(Records from a collection of figures)
:::::
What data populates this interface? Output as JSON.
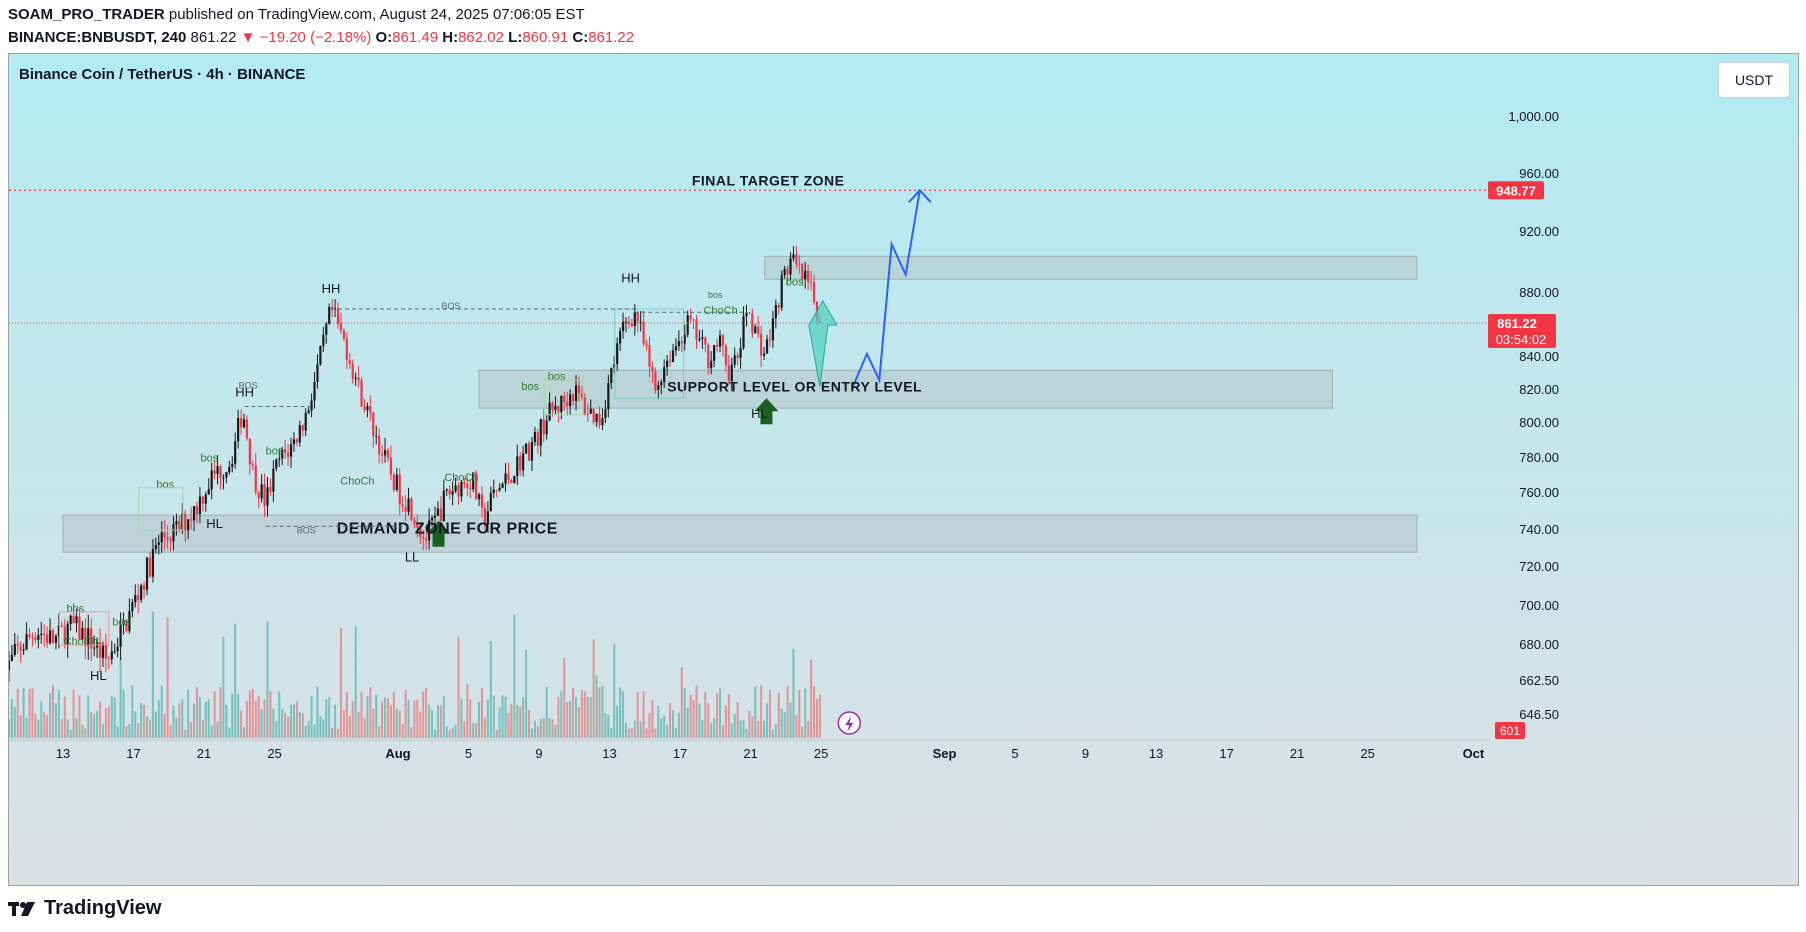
{
  "header": {
    "author": "SOAM_PRO_TRADER",
    "published_text": "published on TradingView.com, August 24, 2025 07:06:05 EST",
    "symbol_line": "BINANCE:BNBUSDT, 240",
    "last": "861.22",
    "change": "▼ −19.20 (−2.18%)",
    "o_label": "O:",
    "o_value": "861.49",
    "h_label": "H:",
    "h_value": "862.02",
    "l_label": "L:",
    "l_value": "860.91",
    "c_label": "C:",
    "c_value": "861.22"
  },
  "chart_title": "Binance Coin / TetherUS · 4h · BINANCE",
  "currency_button": "USDT",
  "footer": {
    "brand": "TradingView"
  },
  "colors": {
    "up": "#089981",
    "down": "#f23645",
    "bg_top": "#b2ebf2",
    "bg_bottom": "#dde1e4",
    "zone": "#b5c4c8",
    "path": "#2962ff",
    "target_line": "#f23645"
  },
  "chart_data": {
    "type": "candlestick",
    "symbol": "BINANCE:BNBUSDT",
    "timeframe": "4h",
    "y_ticks": [
      1000,
      960,
      920,
      880,
      840,
      820,
      800,
      780,
      760,
      740,
      720,
      700,
      680,
      662.5,
      646.5
    ],
    "y_tick_labels": [
      "1,000.00",
      "960.00",
      "920.00",
      "880.00",
      "840.00",
      "820.00",
      "800.00",
      "780.00",
      "760.00",
      "740.00",
      "720.00",
      "700.00",
      "680.00",
      "662.50",
      "646.50"
    ],
    "x_ticks": [
      {
        "day": 13,
        "label": "13"
      },
      {
        "day": 17,
        "label": "17"
      },
      {
        "day": 21,
        "label": "21"
      },
      {
        "day": 25,
        "label": "25"
      },
      {
        "day": 32,
        "label": "Aug",
        "bold": true
      },
      {
        "day": 36,
        "label": "5"
      },
      {
        "day": 40,
        "label": "9"
      },
      {
        "day": 44,
        "label": "13"
      },
      {
        "day": 48,
        "label": "17"
      },
      {
        "day": 52,
        "label": "21"
      },
      {
        "day": 56,
        "label": "25"
      },
      {
        "day": 63,
        "label": "Sep",
        "bold": true
      },
      {
        "day": 67,
        "label": "5"
      },
      {
        "day": 71,
        "label": "9"
      },
      {
        "day": 75,
        "label": "13"
      },
      {
        "day": 79,
        "label": "17"
      },
      {
        "day": 83,
        "label": "21"
      },
      {
        "day": 87,
        "label": "25"
      },
      {
        "day": 93,
        "label": "Oct",
        "bold": true
      }
    ],
    "price_path": [
      [
        9.6,
        665
      ],
      [
        10.5,
        678
      ],
      [
        11.5,
        688
      ],
      [
        12.5,
        682
      ],
      [
        13.5,
        690
      ],
      [
        14.5,
        683
      ],
      [
        15.5,
        672
      ],
      [
        16.5,
        690
      ],
      [
        17.5,
        712
      ],
      [
        18.5,
        735
      ],
      [
        19.5,
        740
      ],
      [
        20.5,
        752
      ],
      [
        21.5,
        770
      ],
      [
        22.5,
        778
      ],
      [
        23.2,
        808
      ],
      [
        23.8,
        770
      ],
      [
        24.5,
        755
      ],
      [
        25.2,
        778
      ],
      [
        26.0,
        787
      ],
      [
        26.8,
        805
      ],
      [
        27.5,
        835
      ],
      [
        28.2,
        870
      ],
      [
        29.0,
        848
      ],
      [
        29.8,
        820
      ],
      [
        30.5,
        800
      ],
      [
        31.2,
        780
      ],
      [
        32.0,
        762
      ],
      [
        32.8,
        752
      ],
      [
        33.5,
        735
      ],
      [
        34.0,
        742
      ],
      [
        34.8,
        760
      ],
      [
        35.5,
        765
      ],
      [
        36.2,
        768
      ],
      [
        36.8,
        745
      ],
      [
        37.5,
        760
      ],
      [
        38.2,
        768
      ],
      [
        39.0,
        780
      ],
      [
        39.8,
        790
      ],
      [
        40.5,
        805
      ],
      [
        41.3,
        812
      ],
      [
        42.0,
        820
      ],
      [
        42.7,
        808
      ],
      [
        43.5,
        802
      ],
      [
        44.2,
        835
      ],
      [
        44.8,
        860
      ],
      [
        45.5,
        868
      ],
      [
        46.0,
        845
      ],
      [
        46.6,
        820
      ],
      [
        47.2,
        838
      ],
      [
        47.8,
        848
      ],
      [
        48.5,
        862
      ],
      [
        49.0,
        852
      ],
      [
        49.6,
        840
      ],
      [
        50.2,
        850
      ],
      [
        50.8,
        830
      ],
      [
        51.3,
        840
      ],
      [
        51.8,
        872
      ],
      [
        52.3,
        855
      ],
      [
        52.8,
        842
      ],
      [
        53.3,
        862
      ],
      [
        53.8,
        888
      ],
      [
        54.3,
        902
      ],
      [
        54.8,
        892
      ],
      [
        55.3,
        885
      ],
      [
        55.8,
        868
      ],
      [
        56.0,
        861.22
      ]
    ],
    "volume_note": "relative volume bars",
    "last_price": 861.22,
    "last_price_label": "861.22",
    "countdown": "03:54:02",
    "target_price": 948.77,
    "target_label": "948.77",
    "volume_label": "601",
    "zones": [
      {
        "name": "upper resistance zone",
        "x0": 52.8,
        "x1": 89.8,
        "y_top": 904,
        "y_bottom": 889
      },
      {
        "name": "support zone",
        "x0": 36.6,
        "x1": 85.0,
        "y_top": 832,
        "y_bottom": 809
      },
      {
        "name": "demand zone",
        "x0": 13.0,
        "x1": 89.8,
        "y_top": 748,
        "y_bottom": 728
      }
    ],
    "projection": [
      [
        57.8,
        822
      ],
      [
        58.6,
        842
      ],
      [
        59.3,
        826
      ],
      [
        60.0,
        912
      ],
      [
        60.8,
        892
      ],
      [
        61.6,
        948.77
      ]
    ],
    "annotations": [
      {
        "text": "FINAL TARGET ZONE",
        "day": 53.0,
        "price": 952,
        "size": 14
      },
      {
        "text": "SUPPORT LEVEL OR ENTRY LEVEL",
        "day": 54.5,
        "price": 819,
        "size": 14
      },
      {
        "text": "DEMAND ZONE FOR PRICE",
        "day": 34.8,
        "price": 738,
        "size": 16
      },
      {
        "text": "HH",
        "day": 28.2,
        "price": 880,
        "size": 13
      },
      {
        "text": "HH",
        "day": 23.3,
        "price": 816,
        "size": 13
      },
      {
        "text": "HH",
        "day": 45.2,
        "price": 887,
        "size": 13
      },
      {
        "text": "HL",
        "day": 21.6,
        "price": 741,
        "size": 13
      },
      {
        "text": "HL",
        "day": 15.0,
        "price": 663,
        "size": 13
      },
      {
        "text": "HL",
        "day": 52.5,
        "price": 803,
        "size": 13
      },
      {
        "text": "LL",
        "day": 32.8,
        "price": 723,
        "size": 13
      },
      {
        "text": "bos",
        "day": 16.3,
        "price": 690,
        "size": 11
      },
      {
        "text": "bos",
        "day": 13.7,
        "price": 697,
        "size": 11
      },
      {
        "text": "ChoCh",
        "day": 14.0,
        "price": 680,
        "size": 11
      },
      {
        "text": "bos",
        "day": 18.8,
        "price": 763,
        "size": 11
      },
      {
        "text": "bos",
        "day": 21.3,
        "price": 778,
        "size": 11
      },
      {
        "text": "bos",
        "day": 25.0,
        "price": 782,
        "size": 11
      },
      {
        "text": "ChoCh",
        "day": 29.7,
        "price": 765,
        "size": 11
      },
      {
        "text": "ChoCh",
        "day": 35.6,
        "price": 767,
        "size": 11
      },
      {
        "text": "bos",
        "day": 39.5,
        "price": 820,
        "size": 11
      },
      {
        "text": "bos",
        "day": 41.0,
        "price": 826,
        "size": 11
      },
      {
        "text": "bos",
        "day": 54.5,
        "price": 885,
        "size": 11
      },
      {
        "text": "ChoCh",
        "day": 50.3,
        "price": 867,
        "size": 11
      },
      {
        "text": "bos",
        "day": 50.0,
        "price": 877,
        "size": 9
      },
      {
        "text": "BOS",
        "day": 35.0,
        "price": 870,
        "size": 9
      },
      {
        "text": "BOS",
        "day": 23.5,
        "price": 821,
        "size": 9
      },
      {
        "text": "BOS",
        "day": 26.8,
        "price": 738,
        "size": 9
      }
    ]
  }
}
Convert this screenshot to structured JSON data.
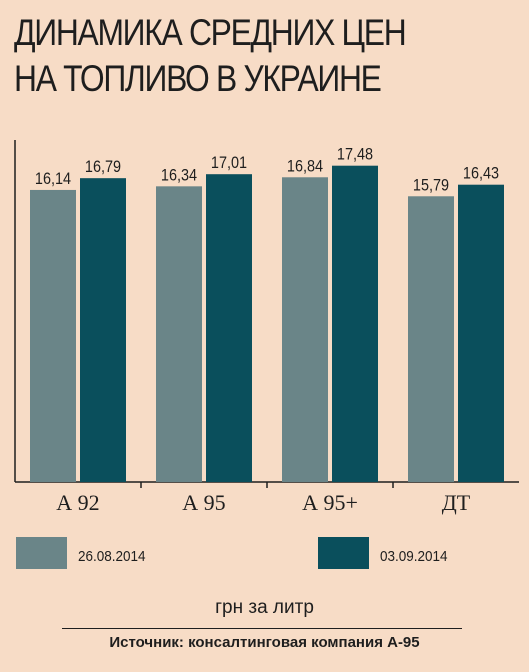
:::::
Set exercise » Copy out each line in the listing that has the word "BNBUSDT".

Full answer »
    "symbol_line": "BINANCE:BNBUSDT, 240",
    "symbol": "BINANCE:BNBUSDT",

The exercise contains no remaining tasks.